**Task input**.
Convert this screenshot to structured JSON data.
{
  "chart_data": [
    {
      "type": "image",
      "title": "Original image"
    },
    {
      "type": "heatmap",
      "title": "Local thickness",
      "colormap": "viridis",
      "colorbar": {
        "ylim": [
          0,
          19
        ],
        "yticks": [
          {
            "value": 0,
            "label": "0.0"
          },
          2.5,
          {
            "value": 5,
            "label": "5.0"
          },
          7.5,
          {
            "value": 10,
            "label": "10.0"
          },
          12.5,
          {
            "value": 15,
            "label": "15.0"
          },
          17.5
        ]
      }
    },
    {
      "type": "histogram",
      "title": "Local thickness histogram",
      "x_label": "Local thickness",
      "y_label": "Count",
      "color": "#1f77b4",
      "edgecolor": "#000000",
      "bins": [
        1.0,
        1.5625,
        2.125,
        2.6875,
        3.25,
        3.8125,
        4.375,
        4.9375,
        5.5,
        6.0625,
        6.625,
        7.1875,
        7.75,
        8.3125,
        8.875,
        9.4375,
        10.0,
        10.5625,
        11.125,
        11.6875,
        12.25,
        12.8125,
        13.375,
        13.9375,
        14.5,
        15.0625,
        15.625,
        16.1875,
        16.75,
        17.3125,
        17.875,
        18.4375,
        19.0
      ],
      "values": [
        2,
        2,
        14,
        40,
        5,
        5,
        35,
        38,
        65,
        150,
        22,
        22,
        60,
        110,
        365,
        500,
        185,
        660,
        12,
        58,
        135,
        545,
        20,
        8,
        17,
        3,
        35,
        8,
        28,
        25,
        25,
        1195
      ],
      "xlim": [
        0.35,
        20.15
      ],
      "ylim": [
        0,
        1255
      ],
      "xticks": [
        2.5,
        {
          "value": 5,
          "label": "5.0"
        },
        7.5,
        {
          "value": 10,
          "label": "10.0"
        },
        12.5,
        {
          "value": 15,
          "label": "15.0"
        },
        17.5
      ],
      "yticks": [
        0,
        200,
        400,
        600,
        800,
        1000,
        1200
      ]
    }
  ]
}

**Problem description**. Check each line above for the string "type", then copy the ones that have it.

**Finished answer**.
      "type": "image",
      "type": "heatmap",
      "type": "histogram",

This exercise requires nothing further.